> Work required
Extract the text of each entry below exactly, leaving every image behind.

(Dataset entries)
--

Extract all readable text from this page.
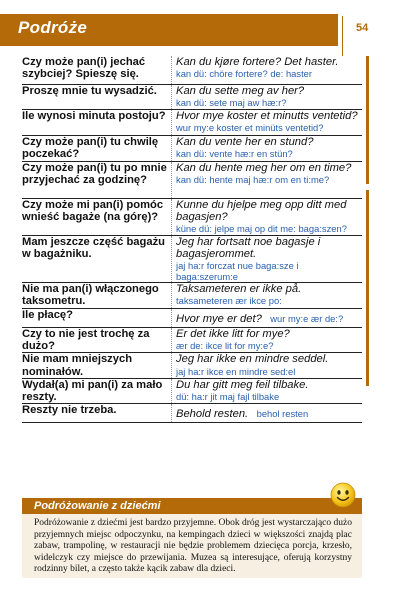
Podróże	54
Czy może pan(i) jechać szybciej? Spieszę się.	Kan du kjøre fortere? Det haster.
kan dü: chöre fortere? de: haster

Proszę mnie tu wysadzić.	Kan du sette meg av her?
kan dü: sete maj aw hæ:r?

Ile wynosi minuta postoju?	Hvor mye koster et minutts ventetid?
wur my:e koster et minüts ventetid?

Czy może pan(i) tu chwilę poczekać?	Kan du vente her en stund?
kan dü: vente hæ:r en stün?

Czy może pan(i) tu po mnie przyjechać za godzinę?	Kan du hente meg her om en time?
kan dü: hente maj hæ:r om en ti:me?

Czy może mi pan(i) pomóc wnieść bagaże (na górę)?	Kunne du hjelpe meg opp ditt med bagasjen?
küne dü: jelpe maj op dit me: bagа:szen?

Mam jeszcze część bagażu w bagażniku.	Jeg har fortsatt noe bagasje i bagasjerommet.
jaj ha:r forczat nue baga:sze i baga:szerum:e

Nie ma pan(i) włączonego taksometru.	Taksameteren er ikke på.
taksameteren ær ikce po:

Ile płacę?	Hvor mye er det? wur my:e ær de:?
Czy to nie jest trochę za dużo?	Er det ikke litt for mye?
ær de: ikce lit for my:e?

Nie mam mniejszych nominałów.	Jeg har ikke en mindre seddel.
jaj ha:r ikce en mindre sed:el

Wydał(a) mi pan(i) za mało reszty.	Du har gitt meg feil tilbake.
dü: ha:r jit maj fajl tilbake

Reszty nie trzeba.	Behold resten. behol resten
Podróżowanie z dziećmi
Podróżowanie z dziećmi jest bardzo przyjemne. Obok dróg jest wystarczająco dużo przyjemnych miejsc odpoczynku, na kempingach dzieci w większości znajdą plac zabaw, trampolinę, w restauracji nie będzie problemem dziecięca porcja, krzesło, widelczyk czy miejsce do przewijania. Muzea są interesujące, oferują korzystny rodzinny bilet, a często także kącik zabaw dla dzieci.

--

> Solution
Extract all readable text from this page.
Podróże	54
Czy może pan(i) jechać szybciej? Spieszę się.	Kan du kjøre fortere? Det haster.
kan dü: chöre fortere? de: haster

Proszę mnie tu wysadzić.	Kan du sette meg av her?
kan dü: sete maj aw hæ:r?

Ile wynosi minuta postoju?	Hvor mye koster et minutts ventetid?
wur my:e koster et minüts ventetid?

Czy może pan(i) tu chwilę poczekać?	Kan du vente her en stund?
kan dü: vente hæ:r en stün?

Czy może pan(i) tu po mnie przyjechać za godzinę?	Kan du hente meg her om en time?
kan dü: hente maj hæ:r om en ti:me?

Czy może mi pan(i) pomóc wnieść bagaże (na górę)?	Kunne du hjelpe meg opp ditt med bagasjen?
küne dü: jelpe maj op dit me: bagа:szen?

Mam jeszcze część bagażu w bagażniku.	Jeg har fortsatt noe bagasje i bagasjerommet.
jaj ha:r forczat nue baga:sze i baga:szerum:e

Nie ma pan(i) włączonego taksometru.	Taksameteren er ikke på.
taksameteren ær ikce po:

Ile płacę?	Hvor mye er det? wur my:e ær de:?
Czy to nie jest trochę za dużo?	Er det ikke litt for mye?
ær de: ikce lit for my:e?

Nie mam mniejszych nominałów.	Jeg har ikke en mindre seddel.
jaj ha:r ikce en mindre sed:el

Wydał(a) mi pan(i) za mało reszty.	Du har gitt meg feil tilbake.
dü: ha:r jit maj fajl tilbake

Reszty nie trzeba.	Behold resten. behol resten
Podróżowanie z dziećmi
Podróżowanie z dziećmi jest bardzo przyjemne. Obok dróg jest wystarczająco dużo przyjemnych miejsc odpoczynku, na kempingach dzieci w większości znajdą plac zabaw, trampolinę, w restauracji nie będzie problemem dziecięca porcja, krzesło, widelczyk czy miejsce do przewijania. Muzea są interesujące, oferują korzystny rodzinny bilet, a często także kącik zabaw dla dzieci.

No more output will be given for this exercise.